** Begin Material shown **

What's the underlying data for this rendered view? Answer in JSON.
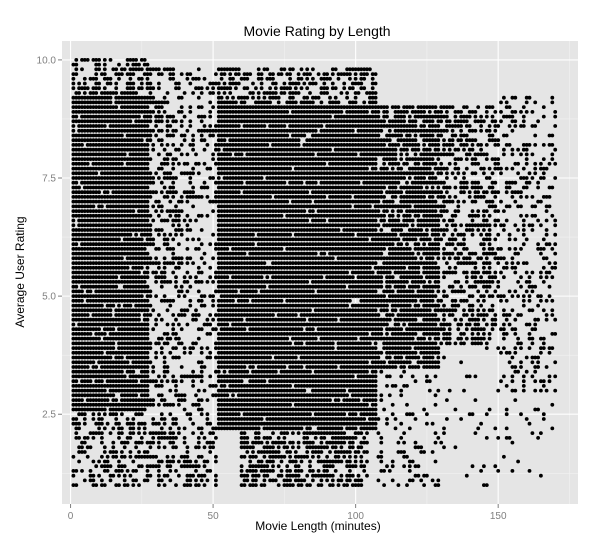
{
  "chart_data": {
    "type": "scatter",
    "title": "Movie Rating by Length",
    "xlabel": "Movie Length (minutes)",
    "ylabel": "Average User Rating",
    "xlim": [
      -3,
      178
    ],
    "ylim": [
      0.6,
      10.4
    ],
    "x_ticks": [
      0,
      50,
      100,
      150
    ],
    "x_tick_labels": [
      "0",
      "50",
      "100",
      "150"
    ],
    "y_ticks": [
      2.5,
      5.0,
      7.5,
      10.0
    ],
    "y_tick_labels": [
      "2.5",
      "5.0",
      "7.5",
      "10.0"
    ],
    "grid": true,
    "background": "#e5e5e5",
    "point_color": "#000000",
    "point_density": [
      {
        "x_from": 1,
        "x_to": 28,
        "y_from": 2.6,
        "y_to": 9.2,
        "density": 0.95
      },
      {
        "x_from": 1,
        "x_to": 28,
        "y_from": 9.2,
        "y_to": 10.0,
        "density": 0.55
      },
      {
        "x_from": 1,
        "x_to": 28,
        "y_from": 1.0,
        "y_to": 2.6,
        "density": 0.45
      },
      {
        "x_from": 28,
        "x_to": 40,
        "y_from": 1.0,
        "y_to": 9.8,
        "density": 0.4
      },
      {
        "x_from": 40,
        "x_to": 52,
        "y_from": 1.0,
        "y_to": 9.8,
        "density": 0.32
      },
      {
        "x_from": 52,
        "x_to": 108,
        "y_from": 2.2,
        "y_to": 9.0,
        "density": 0.96
      },
      {
        "x_from": 60,
        "x_to": 105,
        "y_from": 1.0,
        "y_to": 2.2,
        "density": 0.6
      },
      {
        "x_from": 52,
        "x_to": 108,
        "y_from": 9.0,
        "y_to": 9.8,
        "density": 0.55
      },
      {
        "x_from": 108,
        "x_to": 130,
        "y_from": 3.5,
        "y_to": 9.0,
        "density": 0.82
      },
      {
        "x_from": 108,
        "x_to": 130,
        "y_from": 1.0,
        "y_to": 3.5,
        "density": 0.22
      },
      {
        "x_from": 130,
        "x_to": 150,
        "y_from": 4.0,
        "y_to": 9.0,
        "density": 0.5
      },
      {
        "x_from": 150,
        "x_to": 171,
        "y_from": 3.0,
        "y_to": 9.2,
        "density": 0.28
      },
      {
        "x_from": 130,
        "x_to": 171,
        "y_from": 1.0,
        "y_to": 4.0,
        "density": 0.06
      }
    ]
  }
}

** End Material shown **

Given exercise = Repeat the material above in full and exactly, apart from the pictures.

Complete answer =
What's the underlying data for this rendered view? Answer in JSON.
{
  "chart_data": {
    "type": "scatter",
    "title": "Movie Rating by Length",
    "xlabel": "Movie Length (minutes)",
    "ylabel": "Average User Rating",
    "xlim": [
      -3,
      178
    ],
    "ylim": [
      0.6,
      10.4
    ],
    "x_ticks": [
      0,
      50,
      100,
      150
    ],
    "x_tick_labels": [
      "0",
      "50",
      "100",
      "150"
    ],
    "y_ticks": [
      2.5,
      5.0,
      7.5,
      10.0
    ],
    "y_tick_labels": [
      "2.5",
      "5.0",
      "7.5",
      "10.0"
    ],
    "grid": true,
    "background": "#e5e5e5",
    "point_color": "#000000",
    "point_density": [
      {
        "x_from": 1,
        "x_to": 28,
        "y_from": 2.6,
        "y_to": 9.2,
        "density": 0.95
      },
      {
        "x_from": 1,
        "x_to": 28,
        "y_from": 9.2,
        "y_to": 10.0,
        "density": 0.55
      },
      {
        "x_from": 1,
        "x_to": 28,
        "y_from": 1.0,
        "y_to": 2.6,
        "density": 0.45
      },
      {
        "x_from": 28,
        "x_to": 40,
        "y_from": 1.0,
        "y_to": 9.8,
        "density": 0.4
      },
      {
        "x_from": 40,
        "x_to": 52,
        "y_from": 1.0,
        "y_to": 9.8,
        "density": 0.32
      },
      {
        "x_from": 52,
        "x_to": 108,
        "y_from": 2.2,
        "y_to": 9.0,
        "density": 0.96
      },
      {
        "x_from": 60,
        "x_to": 105,
        "y_from": 1.0,
        "y_to": 2.2,
        "density": 0.6
      },
      {
        "x_from": 52,
        "x_to": 108,
        "y_from": 9.0,
        "y_to": 9.8,
        "density": 0.55
      },
      {
        "x_from": 108,
        "x_to": 130,
        "y_from": 3.5,
        "y_to": 9.0,
        "density": 0.82
      },
      {
        "x_from": 108,
        "x_to": 130,
        "y_from": 1.0,
        "y_to": 3.5,
        "density": 0.22
      },
      {
        "x_from": 130,
        "x_to": 150,
        "y_from": 4.0,
        "y_to": 9.0,
        "density": 0.5
      },
      {
        "x_from": 150,
        "x_to": 171,
        "y_from": 3.0,
        "y_to": 9.2,
        "density": 0.28
      },
      {
        "x_from": 130,
        "x_to": 171,
        "y_from": 1.0,
        "y_to": 4.0,
        "density": 0.06
      }
    ]
  }
}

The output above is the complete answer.